Beta Regression in Python

6 minute read

A little background

I had a reason recently to run a beta regression and spent a little bit of time getting it up and running in Python. At the time the latest release candidate for statsmodels, with a newly added implementation of beta regression, wasn’t released, so I had to make do with running R from Python. To be specific, what I wanted was to investigate model predictions by running a cross-validated beta regression. What I really wanted was to have everything running in Python but have the reliability of a beta regression package that had been out in the wild for a while with all the issues ironed out. That’s generally the dream - take any functionality that’s only available in R or another language and get it running in Python. This post will go through the basics of this with some sample code for getting it all up and running.

Beta regression

First though, a valid question - what’s a beta regression? It’s a regression that assumes our outcome is beta distributed, which makes it appropriate for values in the open interval (0, 1) (i.e. they can’t actually be 0 or 1) such as rates, fractions, probabilities. The PDF for different values of alpha and beta, which parameterise the beta distribution, is shown below.

*Required task a*. Set down the stretch of the beta regression text from "First though, a" through "is shown below.".

*Data section*.
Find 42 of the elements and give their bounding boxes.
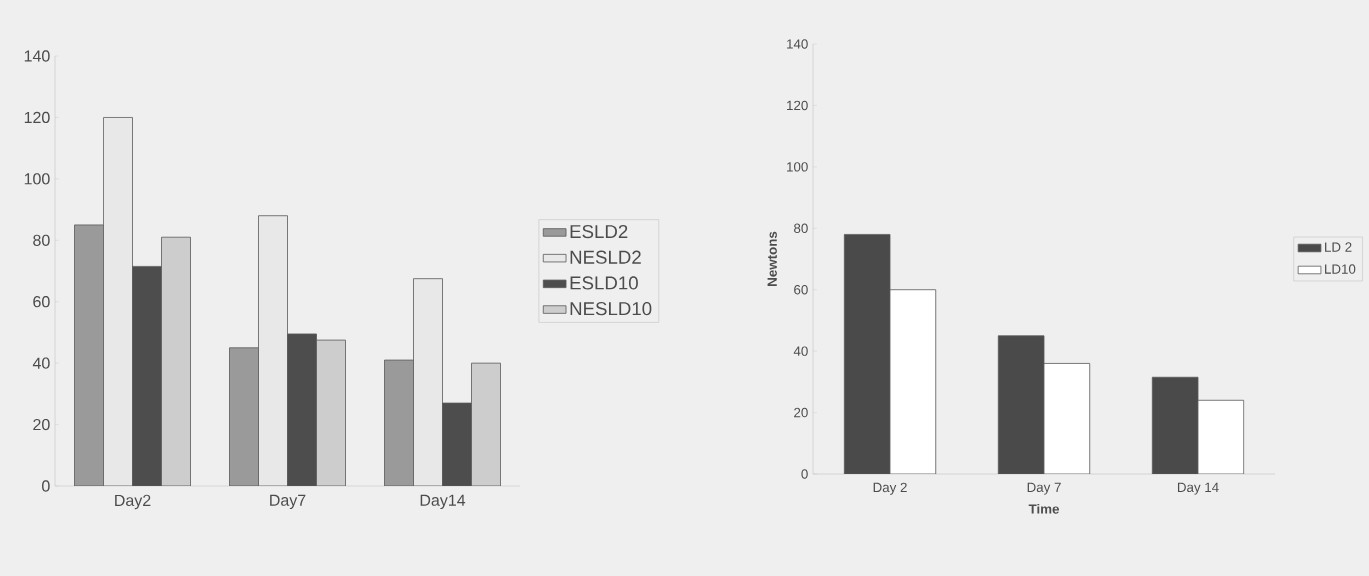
==
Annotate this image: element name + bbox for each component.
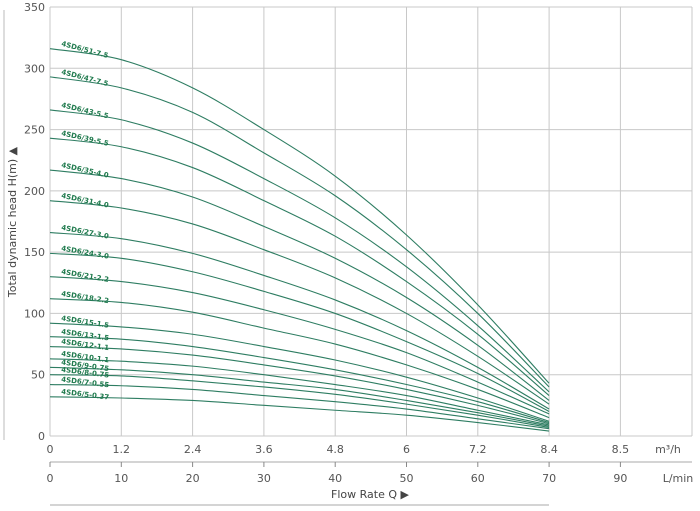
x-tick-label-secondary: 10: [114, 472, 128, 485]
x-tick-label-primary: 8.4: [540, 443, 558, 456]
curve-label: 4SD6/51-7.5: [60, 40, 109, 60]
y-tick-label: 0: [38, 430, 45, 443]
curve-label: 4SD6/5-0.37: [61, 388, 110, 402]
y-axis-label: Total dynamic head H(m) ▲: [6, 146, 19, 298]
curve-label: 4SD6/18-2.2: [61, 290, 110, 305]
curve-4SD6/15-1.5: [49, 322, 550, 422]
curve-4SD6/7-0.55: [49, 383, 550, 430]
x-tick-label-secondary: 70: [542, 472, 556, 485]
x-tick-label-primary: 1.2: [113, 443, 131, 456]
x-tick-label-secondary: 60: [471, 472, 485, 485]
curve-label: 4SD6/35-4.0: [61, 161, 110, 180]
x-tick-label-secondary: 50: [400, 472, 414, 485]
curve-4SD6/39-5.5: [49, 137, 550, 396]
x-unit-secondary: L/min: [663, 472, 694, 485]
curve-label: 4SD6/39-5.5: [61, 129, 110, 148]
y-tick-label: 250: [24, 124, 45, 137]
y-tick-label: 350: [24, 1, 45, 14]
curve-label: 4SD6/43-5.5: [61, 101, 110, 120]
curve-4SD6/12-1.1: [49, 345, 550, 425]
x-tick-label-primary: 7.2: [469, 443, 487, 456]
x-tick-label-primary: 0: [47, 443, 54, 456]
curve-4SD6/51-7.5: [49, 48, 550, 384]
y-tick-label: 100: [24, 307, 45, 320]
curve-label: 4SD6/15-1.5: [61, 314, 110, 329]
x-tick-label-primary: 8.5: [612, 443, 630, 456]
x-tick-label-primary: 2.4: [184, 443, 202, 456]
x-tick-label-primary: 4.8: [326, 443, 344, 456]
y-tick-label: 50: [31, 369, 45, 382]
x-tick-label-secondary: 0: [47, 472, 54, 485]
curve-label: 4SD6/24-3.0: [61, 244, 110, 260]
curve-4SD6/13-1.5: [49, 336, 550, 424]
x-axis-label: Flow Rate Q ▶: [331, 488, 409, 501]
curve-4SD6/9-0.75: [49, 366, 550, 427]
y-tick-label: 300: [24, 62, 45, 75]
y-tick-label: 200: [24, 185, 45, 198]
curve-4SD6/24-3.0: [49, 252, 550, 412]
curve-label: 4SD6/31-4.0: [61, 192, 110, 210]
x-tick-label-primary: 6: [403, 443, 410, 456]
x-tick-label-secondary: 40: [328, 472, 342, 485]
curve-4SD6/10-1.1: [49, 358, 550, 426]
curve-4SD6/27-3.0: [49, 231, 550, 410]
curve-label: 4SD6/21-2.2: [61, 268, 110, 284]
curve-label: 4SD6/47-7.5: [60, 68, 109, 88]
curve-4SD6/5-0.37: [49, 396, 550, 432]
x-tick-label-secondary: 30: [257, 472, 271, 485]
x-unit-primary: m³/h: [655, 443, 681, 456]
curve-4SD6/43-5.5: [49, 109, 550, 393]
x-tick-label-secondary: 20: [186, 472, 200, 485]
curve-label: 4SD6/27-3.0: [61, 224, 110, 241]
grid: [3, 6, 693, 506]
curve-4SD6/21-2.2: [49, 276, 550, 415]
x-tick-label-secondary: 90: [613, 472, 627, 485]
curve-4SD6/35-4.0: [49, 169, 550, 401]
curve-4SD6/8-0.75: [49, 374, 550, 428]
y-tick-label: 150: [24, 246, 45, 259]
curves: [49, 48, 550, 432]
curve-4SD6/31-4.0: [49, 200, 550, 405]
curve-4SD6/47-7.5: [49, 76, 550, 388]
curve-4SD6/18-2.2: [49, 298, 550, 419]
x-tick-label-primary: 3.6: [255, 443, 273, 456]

*Required task b*. Extract the records from the line containing "Annotate this image: element" through the line containing "curve-4SD6/24-3.0: [49, 252, 550, 412]", both lines included, and omit the pictures.

*Correct answer a*.
First though, a valid question - what’s a beta regression? It’s a regression that assumes our outcome is beta distributed, which makes it appropriate for values in the open interval (0, 1) (i.e. they can’t actually be 0 or 1) such as rates, fractions, probabilities. The PDF for different values of alpha and beta, which parameterise the beta distribution, is shown below.

*Correct answer b*.
Annotate this image: element name + bbox for each component.
x-tick-label-secondary: 10: [114, 472, 128, 485]
x-tick-label-primary: 8.4: [540, 443, 558, 456]
curve-label: 4SD6/51-7.5: [60, 40, 109, 60]
y-tick-label: 0: [38, 430, 45, 443]
curve-label: 4SD6/5-0.37: [61, 388, 110, 402]
y-axis-label: Total dynamic head H(m) ▲: [6, 146, 19, 298]
curve-label: 4SD6/18-2.2: [61, 290, 110, 305]
curve-4SD6/15-1.5: [49, 322, 550, 422]
curve-4SD6/7-0.55: [49, 383, 550, 430]
x-tick-label-secondary: 70: [542, 472, 556, 485]
x-tick-label-primary: 1.2: [113, 443, 131, 456]
x-tick-label-secondary: 60: [471, 472, 485, 485]
curve-label: 4SD6/35-4.0: [61, 161, 110, 180]
x-tick-label-secondary: 50: [400, 472, 414, 485]
curve-4SD6/39-5.5: [49, 137, 550, 396]
x-unit-secondary: L/min: [663, 472, 694, 485]
curve-label: 4SD6/39-5.5: [61, 129, 110, 148]
y-tick-label: 250: [24, 124, 45, 137]
y-tick-label: 350: [24, 1, 45, 14]
curve-label: 4SD6/43-5.5: [61, 101, 110, 120]
curve-4SD6/12-1.1: [49, 345, 550, 425]
x-tick-label-primary: 7.2: [469, 443, 487, 456]
x-tick-label-primary: 0: [47, 443, 54, 456]
curve-4SD6/51-7.5: [49, 48, 550, 384]
y-tick-label: 100: [24, 307, 45, 320]
curve-label: 4SD6/15-1.5: [61, 314, 110, 329]
x-tick-label-primary: 8.5: [612, 443, 630, 456]
x-tick-label-primary: 2.4: [184, 443, 202, 456]
x-tick-label-primary: 4.8: [326, 443, 344, 456]
y-tick-label: 50: [31, 369, 45, 382]
x-tick-label-secondary: 0: [47, 472, 54, 485]
curve-label: 4SD6/24-3.0: [61, 244, 110, 260]
curve-4SD6/13-1.5: [49, 336, 550, 424]
x-axis-label: Flow Rate Q ▶: [331, 488, 409, 501]
curve-4SD6/9-0.75: [49, 366, 550, 427]
y-tick-label: 300: [24, 62, 45, 75]
y-tick-label: 200: [24, 185, 45, 198]
curve-4SD6/24-3.0: [49, 252, 550, 412]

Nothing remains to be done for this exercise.